----- INFORMATION SUPPLIED

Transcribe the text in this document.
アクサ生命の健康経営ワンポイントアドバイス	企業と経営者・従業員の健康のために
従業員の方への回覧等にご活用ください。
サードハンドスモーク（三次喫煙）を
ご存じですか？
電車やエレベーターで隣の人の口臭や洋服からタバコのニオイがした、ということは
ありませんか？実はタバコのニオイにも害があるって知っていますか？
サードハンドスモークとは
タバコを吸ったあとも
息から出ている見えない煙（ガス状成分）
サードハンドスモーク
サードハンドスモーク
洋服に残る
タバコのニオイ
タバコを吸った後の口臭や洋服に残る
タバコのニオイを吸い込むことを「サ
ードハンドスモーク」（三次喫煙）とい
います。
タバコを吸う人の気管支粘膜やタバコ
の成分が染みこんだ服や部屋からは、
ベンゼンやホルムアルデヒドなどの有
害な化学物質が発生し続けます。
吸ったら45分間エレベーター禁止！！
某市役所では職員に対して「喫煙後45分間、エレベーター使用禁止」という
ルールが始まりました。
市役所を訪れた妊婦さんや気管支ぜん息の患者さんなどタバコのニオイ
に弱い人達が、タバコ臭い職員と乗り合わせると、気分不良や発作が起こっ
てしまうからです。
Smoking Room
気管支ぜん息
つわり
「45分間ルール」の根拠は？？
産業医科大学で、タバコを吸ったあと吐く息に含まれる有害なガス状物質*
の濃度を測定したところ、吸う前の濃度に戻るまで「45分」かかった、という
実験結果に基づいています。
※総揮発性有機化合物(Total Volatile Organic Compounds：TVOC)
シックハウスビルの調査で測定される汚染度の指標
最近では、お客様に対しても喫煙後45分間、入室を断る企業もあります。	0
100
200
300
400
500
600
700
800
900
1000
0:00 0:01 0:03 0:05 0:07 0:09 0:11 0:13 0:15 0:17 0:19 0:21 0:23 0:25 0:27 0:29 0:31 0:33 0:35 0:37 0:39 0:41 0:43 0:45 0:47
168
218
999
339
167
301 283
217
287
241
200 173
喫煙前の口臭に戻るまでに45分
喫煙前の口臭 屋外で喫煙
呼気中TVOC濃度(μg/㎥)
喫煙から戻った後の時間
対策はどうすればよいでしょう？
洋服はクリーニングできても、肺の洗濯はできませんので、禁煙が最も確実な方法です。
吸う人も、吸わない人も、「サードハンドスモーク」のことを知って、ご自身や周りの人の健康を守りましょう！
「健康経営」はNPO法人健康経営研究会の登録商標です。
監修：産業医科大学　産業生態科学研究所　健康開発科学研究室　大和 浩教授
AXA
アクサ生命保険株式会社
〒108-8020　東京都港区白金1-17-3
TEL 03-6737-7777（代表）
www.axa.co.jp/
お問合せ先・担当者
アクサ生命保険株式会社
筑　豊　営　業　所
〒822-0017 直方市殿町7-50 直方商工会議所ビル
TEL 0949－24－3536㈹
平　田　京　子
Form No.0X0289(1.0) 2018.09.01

----------

WHAT TO DO → Retype all of the material, keeping each line exact.

FINAL RESULT →
Transcribe the text in this document.
アクサ生命の健康経営ワンポイントアドバイス	企業と経営者・従業員の健康のために
従業員の方への回覧等にご活用ください。
サードハンドスモーク（三次喫煙）を
ご存じですか？
電車やエレベーターで隣の人の口臭や洋服からタバコのニオイがした、ということは
ありませんか？実はタバコのニオイにも害があるって知っていますか？
サードハンドスモークとは
タバコを吸ったあとも
息から出ている見えない煙（ガス状成分）
サードハンドスモーク
サードハンドスモーク
洋服に残る
タバコのニオイ
タバコを吸った後の口臭や洋服に残る
タバコのニオイを吸い込むことを「サ
ードハンドスモーク」（三次喫煙）とい
います。
タバコを吸う人の気管支粘膜やタバコ
の成分が染みこんだ服や部屋からは、
ベンゼンやホルムアルデヒドなどの有
害な化学物質が発生し続けます。
吸ったら45分間エレベーター禁止！！
某市役所では職員に対して「喫煙後45分間、エレベーター使用禁止」という
ルールが始まりました。
市役所を訪れた妊婦さんや気管支ぜん息の患者さんなどタバコのニオイ
に弱い人達が、タバコ臭い職員と乗り合わせると、気分不良や発作が起こっ
てしまうからです。
Smoking Room
気管支ぜん息
つわり
「45分間ルール」の根拠は？？
産業医科大学で、タバコを吸ったあと吐く息に含まれる有害なガス状物質*
の濃度を測定したところ、吸う前の濃度に戻るまで「45分」かかった、という
実験結果に基づいています。
※総揮発性有機化合物(Total Volatile Organic Compounds：TVOC)
シックハウスビルの調査で測定される汚染度の指標
最近では、お客様に対しても喫煙後45分間、入室を断る企業もあります。	0
100
200
300
400
500
600
700
800
900
1000
0:00 0:01 0:03 0:05 0:07 0:09 0:11 0:13 0:15 0:17 0:19 0:21 0:23 0:25 0:27 0:29 0:31 0:33 0:35 0:37 0:39 0:41 0:43 0:45 0:47
168
218
999
339
167
301 283
217
287
241
200 173
喫煙前の口臭に戻るまでに45分
喫煙前の口臭 屋外で喫煙
呼気中TVOC濃度(μg/㎥)
喫煙から戻った後の時間
対策はどうすればよいでしょう？
洋服はクリーニングできても、肺の洗濯はできませんので、禁煙が最も確実な方法です。
吸う人も、吸わない人も、「サードハンドスモーク」のことを知って、ご自身や周りの人の健康を守りましょう！
「健康経営」はNPO法人健康経営研究会の登録商標です。
監修：産業医科大学　産業生態科学研究所　健康開発科学研究室　大和 浩教授
AXA
アクサ生命保険株式会社
〒108-8020　東京都港区白金1-17-3
TEL 03-6737-7777（代表）
www.axa.co.jp/
お問合せ先・担当者
アクサ生命保険株式会社
筑　豊　営　業　所
〒822-0017 直方市殿町7-50 直方商工会議所ビル
TEL 0949－24－3536㈹
平　田　京　子
Form No.0X0289(1.0) 2018.09.01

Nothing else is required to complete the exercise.